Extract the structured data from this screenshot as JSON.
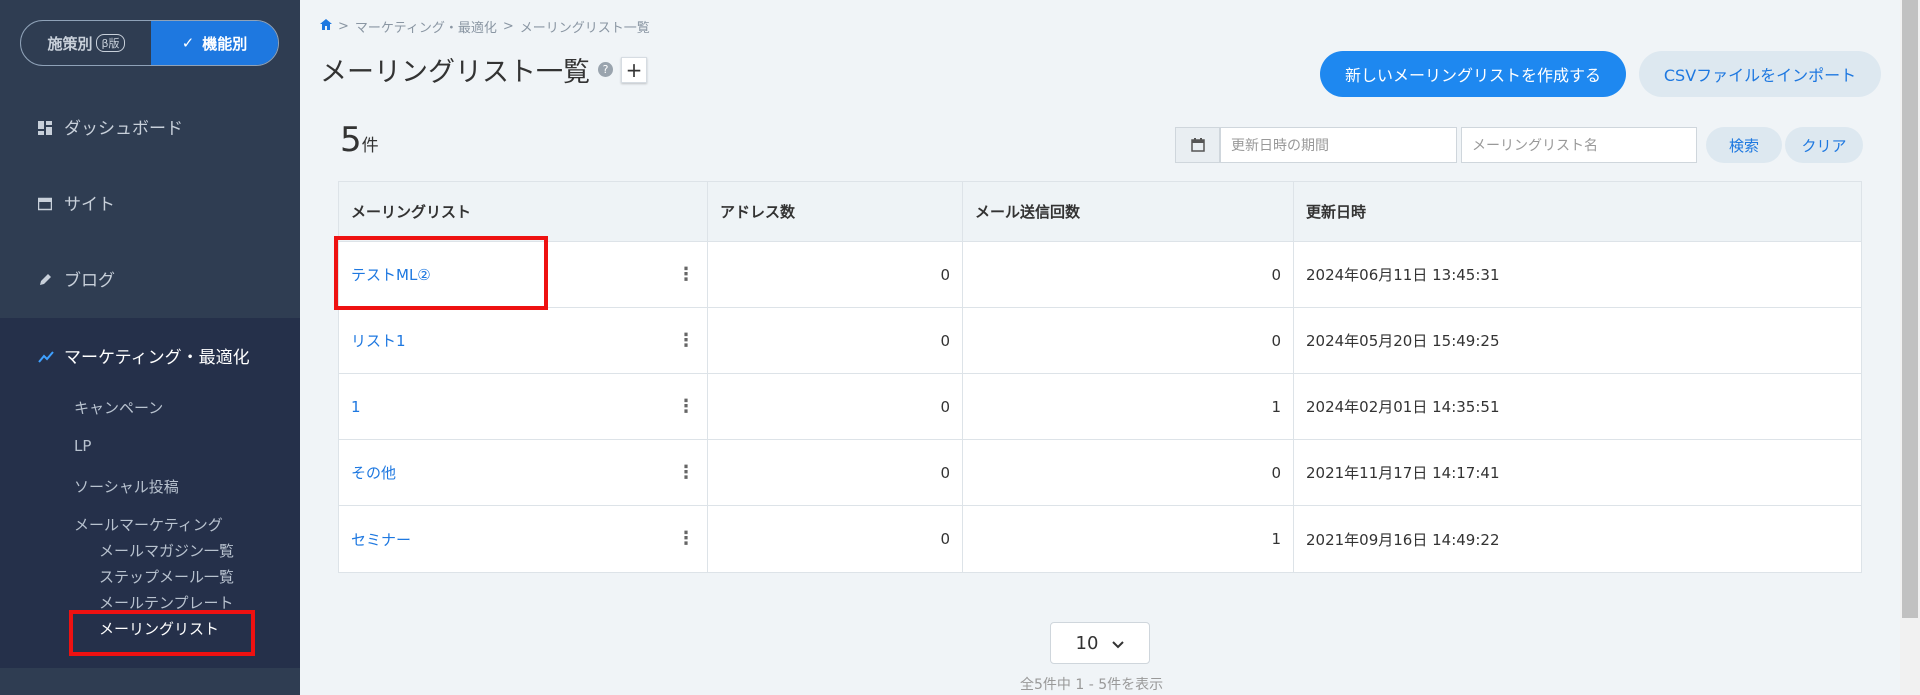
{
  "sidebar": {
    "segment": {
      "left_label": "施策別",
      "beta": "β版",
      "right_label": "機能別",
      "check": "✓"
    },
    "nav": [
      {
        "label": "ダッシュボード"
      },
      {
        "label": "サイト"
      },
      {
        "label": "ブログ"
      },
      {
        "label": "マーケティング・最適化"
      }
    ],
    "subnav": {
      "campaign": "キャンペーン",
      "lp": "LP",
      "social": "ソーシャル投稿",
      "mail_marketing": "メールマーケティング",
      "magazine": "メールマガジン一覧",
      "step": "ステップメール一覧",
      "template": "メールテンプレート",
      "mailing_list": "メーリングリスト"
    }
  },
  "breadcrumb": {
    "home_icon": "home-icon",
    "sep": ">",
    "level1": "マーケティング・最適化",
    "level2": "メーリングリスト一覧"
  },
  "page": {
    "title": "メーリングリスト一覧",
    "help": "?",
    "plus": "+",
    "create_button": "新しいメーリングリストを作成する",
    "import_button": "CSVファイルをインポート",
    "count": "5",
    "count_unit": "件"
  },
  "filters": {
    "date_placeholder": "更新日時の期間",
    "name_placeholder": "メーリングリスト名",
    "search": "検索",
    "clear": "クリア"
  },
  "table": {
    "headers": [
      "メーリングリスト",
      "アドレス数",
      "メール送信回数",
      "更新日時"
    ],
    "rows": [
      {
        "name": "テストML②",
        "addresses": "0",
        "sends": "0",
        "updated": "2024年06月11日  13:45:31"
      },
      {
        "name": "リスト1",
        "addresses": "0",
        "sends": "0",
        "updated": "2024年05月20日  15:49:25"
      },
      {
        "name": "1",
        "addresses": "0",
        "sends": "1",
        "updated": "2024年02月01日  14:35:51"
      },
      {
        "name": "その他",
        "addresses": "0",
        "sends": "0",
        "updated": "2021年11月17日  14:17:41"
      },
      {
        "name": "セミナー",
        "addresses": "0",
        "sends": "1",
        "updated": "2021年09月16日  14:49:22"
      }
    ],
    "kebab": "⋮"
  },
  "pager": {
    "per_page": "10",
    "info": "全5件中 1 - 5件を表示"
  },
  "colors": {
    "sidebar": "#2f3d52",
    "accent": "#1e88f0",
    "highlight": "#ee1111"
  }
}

* * *

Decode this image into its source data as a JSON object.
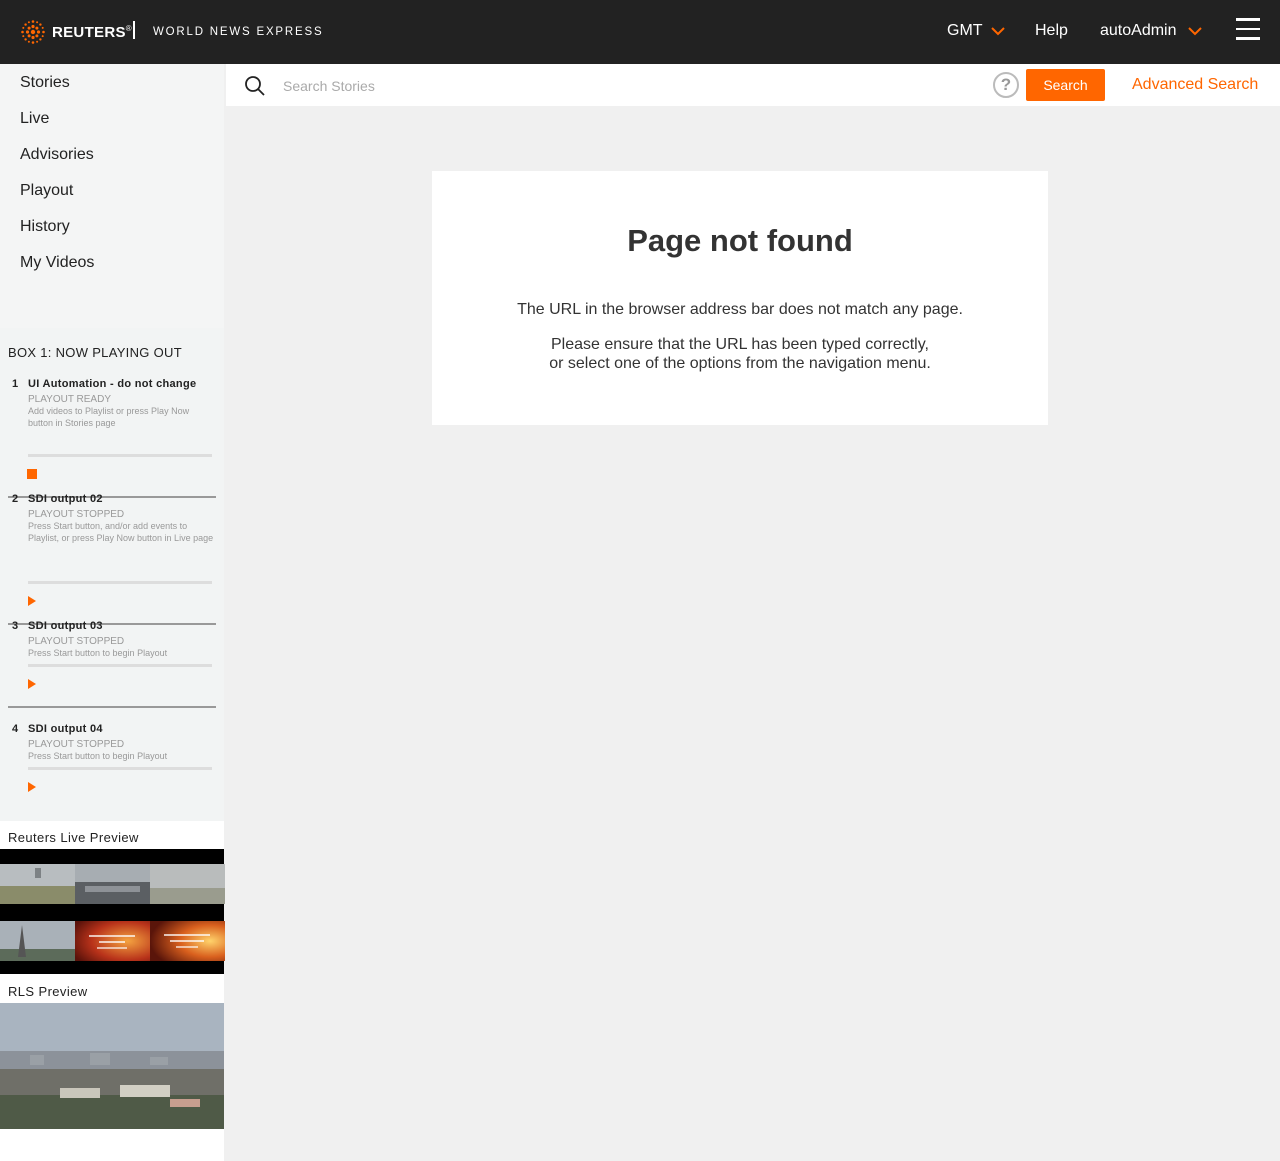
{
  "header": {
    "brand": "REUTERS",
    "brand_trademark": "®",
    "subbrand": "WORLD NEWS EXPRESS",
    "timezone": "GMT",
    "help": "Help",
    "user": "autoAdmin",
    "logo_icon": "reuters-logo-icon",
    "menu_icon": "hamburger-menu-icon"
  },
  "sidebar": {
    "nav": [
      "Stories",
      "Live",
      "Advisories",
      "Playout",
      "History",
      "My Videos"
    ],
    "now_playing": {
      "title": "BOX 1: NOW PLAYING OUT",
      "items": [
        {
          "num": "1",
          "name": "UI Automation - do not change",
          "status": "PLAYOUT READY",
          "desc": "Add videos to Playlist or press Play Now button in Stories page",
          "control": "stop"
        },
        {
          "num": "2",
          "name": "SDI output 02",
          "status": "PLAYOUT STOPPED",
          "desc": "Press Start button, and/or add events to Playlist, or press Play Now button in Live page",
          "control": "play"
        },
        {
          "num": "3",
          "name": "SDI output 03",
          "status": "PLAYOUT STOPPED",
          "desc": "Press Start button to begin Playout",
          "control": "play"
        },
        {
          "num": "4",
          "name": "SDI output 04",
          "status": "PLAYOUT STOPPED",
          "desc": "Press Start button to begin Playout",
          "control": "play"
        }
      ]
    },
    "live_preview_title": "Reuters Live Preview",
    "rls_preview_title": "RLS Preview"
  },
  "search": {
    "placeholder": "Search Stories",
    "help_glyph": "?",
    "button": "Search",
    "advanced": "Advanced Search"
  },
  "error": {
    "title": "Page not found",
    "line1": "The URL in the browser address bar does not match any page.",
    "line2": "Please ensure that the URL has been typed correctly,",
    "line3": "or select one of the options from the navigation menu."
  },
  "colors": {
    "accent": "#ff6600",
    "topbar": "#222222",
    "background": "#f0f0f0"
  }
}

*Written task*. Go through the records. Copy each line where "data" appears.

*Answer below*.
Extract the structured data from this screenshot as JSON.
Decode this image into its source data as a JSON object.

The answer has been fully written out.